## WRITTEN REQUEST:
Within the listing below, locate all lines containing the word "JSON". Copy each one.

## GIVEN RECORDS:

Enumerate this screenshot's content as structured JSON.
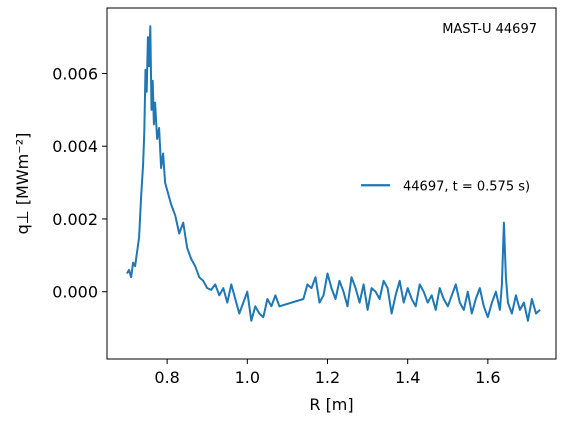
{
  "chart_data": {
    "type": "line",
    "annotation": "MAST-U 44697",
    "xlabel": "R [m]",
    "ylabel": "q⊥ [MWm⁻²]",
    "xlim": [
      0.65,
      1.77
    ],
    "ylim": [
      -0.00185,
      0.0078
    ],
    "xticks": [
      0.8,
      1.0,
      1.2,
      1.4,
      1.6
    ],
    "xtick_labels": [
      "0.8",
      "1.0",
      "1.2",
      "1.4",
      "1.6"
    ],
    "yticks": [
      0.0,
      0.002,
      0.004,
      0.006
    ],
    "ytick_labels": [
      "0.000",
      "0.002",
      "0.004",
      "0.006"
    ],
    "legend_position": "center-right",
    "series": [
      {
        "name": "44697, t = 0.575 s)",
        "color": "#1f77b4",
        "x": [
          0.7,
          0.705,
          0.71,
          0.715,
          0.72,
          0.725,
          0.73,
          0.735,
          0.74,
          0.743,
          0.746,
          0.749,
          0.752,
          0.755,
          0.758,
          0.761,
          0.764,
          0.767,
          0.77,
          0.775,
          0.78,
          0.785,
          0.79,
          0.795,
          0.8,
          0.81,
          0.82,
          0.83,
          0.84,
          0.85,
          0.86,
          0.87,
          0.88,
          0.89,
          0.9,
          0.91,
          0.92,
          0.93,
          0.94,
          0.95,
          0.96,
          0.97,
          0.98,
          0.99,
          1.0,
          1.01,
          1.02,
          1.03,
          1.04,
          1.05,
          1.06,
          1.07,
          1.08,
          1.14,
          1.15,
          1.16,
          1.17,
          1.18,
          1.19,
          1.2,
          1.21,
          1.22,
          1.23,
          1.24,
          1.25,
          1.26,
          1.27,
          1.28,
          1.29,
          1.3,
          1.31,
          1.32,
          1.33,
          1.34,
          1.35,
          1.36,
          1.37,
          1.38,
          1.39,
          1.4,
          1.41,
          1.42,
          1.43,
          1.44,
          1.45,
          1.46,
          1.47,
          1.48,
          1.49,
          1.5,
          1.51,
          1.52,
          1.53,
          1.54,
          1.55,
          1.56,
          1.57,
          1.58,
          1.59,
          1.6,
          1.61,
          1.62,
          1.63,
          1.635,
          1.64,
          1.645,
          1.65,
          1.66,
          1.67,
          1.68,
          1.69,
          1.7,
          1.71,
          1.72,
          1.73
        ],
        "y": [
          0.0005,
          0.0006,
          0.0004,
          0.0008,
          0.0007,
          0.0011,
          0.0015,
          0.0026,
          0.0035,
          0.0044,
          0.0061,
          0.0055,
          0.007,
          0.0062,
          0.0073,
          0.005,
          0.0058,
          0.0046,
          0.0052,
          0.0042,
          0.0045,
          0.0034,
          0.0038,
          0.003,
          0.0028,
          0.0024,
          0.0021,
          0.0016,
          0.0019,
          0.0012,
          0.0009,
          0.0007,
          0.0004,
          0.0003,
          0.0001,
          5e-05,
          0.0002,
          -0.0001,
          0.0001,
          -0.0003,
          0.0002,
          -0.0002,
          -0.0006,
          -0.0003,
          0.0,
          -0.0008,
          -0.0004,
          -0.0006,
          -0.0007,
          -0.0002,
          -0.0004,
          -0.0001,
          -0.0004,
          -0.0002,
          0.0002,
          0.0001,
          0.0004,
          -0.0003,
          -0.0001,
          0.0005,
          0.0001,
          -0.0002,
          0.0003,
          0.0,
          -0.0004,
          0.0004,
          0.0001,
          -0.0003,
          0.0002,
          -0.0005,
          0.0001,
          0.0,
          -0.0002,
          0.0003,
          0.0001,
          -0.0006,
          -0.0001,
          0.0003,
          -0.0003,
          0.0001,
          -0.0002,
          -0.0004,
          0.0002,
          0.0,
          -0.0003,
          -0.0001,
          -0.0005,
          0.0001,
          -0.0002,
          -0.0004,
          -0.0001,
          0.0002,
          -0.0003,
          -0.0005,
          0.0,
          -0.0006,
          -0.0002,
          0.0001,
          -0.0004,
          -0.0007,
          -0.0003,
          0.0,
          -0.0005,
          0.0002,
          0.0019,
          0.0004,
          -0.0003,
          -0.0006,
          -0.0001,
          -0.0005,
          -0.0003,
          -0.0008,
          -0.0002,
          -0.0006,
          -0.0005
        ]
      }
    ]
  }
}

==

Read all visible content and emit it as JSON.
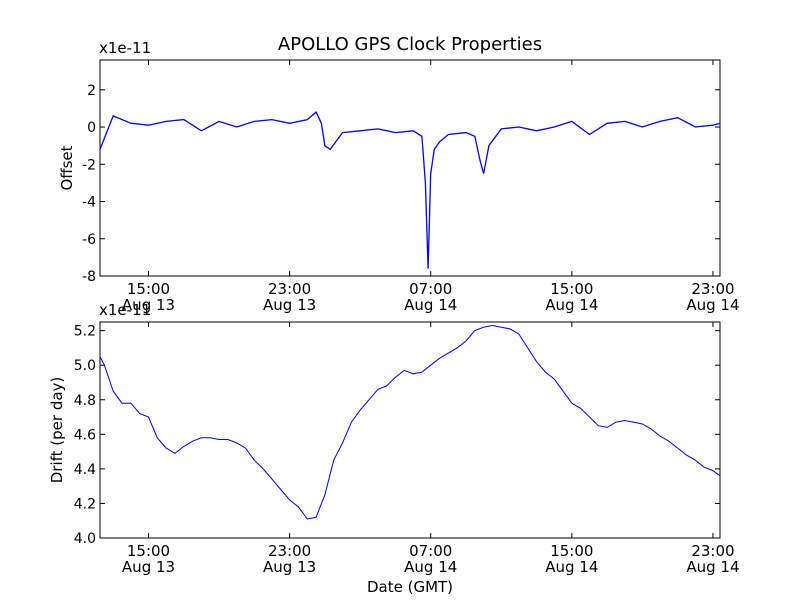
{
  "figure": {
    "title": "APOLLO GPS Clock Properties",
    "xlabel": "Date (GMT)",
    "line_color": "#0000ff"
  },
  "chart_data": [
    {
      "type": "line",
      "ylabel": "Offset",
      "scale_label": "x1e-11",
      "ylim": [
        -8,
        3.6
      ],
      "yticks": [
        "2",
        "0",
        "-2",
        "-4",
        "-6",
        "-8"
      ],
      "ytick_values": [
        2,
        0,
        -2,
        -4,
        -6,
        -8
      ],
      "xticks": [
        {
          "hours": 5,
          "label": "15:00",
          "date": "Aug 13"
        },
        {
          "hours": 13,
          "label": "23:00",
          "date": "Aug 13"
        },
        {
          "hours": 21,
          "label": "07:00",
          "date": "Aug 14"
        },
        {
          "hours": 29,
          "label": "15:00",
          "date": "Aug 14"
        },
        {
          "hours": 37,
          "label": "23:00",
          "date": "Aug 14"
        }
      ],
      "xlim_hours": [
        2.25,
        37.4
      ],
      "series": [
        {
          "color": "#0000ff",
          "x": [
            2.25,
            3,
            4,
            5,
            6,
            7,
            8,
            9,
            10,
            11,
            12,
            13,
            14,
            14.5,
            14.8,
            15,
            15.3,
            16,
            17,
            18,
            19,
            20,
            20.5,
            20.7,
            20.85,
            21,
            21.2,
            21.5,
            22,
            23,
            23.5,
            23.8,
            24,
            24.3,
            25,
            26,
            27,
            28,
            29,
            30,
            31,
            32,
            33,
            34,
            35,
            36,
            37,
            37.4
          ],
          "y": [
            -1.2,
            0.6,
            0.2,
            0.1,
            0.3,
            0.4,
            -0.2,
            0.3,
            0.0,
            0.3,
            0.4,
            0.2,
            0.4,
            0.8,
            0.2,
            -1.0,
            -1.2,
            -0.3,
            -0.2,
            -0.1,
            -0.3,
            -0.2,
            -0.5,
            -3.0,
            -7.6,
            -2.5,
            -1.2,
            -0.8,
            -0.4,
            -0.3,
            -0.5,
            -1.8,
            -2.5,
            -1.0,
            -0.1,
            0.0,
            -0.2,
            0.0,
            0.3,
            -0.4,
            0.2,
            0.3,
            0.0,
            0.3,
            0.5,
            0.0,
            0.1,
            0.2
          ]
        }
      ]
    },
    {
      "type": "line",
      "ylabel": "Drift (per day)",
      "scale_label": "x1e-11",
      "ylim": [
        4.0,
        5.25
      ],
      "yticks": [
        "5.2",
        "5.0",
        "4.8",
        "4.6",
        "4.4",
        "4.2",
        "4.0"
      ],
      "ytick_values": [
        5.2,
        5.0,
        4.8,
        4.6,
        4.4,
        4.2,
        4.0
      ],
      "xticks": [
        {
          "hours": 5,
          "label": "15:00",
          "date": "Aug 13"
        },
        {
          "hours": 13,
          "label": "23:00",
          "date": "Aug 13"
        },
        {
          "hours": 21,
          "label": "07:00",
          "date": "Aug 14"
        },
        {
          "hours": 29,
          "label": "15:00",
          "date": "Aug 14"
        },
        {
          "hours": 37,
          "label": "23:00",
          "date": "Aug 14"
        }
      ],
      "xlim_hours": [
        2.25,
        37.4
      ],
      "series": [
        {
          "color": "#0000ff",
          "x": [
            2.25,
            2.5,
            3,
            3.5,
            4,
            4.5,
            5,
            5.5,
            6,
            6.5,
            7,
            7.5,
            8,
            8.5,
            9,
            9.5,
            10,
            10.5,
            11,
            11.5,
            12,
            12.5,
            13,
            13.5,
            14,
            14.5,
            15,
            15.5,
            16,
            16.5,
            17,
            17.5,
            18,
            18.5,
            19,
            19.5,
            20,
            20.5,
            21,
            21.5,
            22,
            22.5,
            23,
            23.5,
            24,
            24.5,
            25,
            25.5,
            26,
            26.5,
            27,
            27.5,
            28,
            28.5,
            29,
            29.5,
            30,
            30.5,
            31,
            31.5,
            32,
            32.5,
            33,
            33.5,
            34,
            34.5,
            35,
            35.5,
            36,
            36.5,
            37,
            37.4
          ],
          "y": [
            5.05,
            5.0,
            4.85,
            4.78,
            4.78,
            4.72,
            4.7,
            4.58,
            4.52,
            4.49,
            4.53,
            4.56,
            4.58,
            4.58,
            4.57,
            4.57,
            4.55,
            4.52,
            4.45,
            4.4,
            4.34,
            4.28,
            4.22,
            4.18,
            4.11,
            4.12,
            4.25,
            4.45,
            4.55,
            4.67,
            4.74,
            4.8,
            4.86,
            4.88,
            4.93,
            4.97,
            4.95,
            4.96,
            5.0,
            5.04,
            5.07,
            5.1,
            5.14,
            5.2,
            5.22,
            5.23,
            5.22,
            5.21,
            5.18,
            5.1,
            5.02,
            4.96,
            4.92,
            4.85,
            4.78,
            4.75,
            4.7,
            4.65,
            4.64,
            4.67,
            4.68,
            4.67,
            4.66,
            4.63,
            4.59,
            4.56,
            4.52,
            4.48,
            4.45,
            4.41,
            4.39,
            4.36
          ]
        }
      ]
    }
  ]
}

## RESPONSE TO THIS EXERCISE:
Enumerate this screenshot's content as structured JSON.
Read all visible content and emit it as JSON.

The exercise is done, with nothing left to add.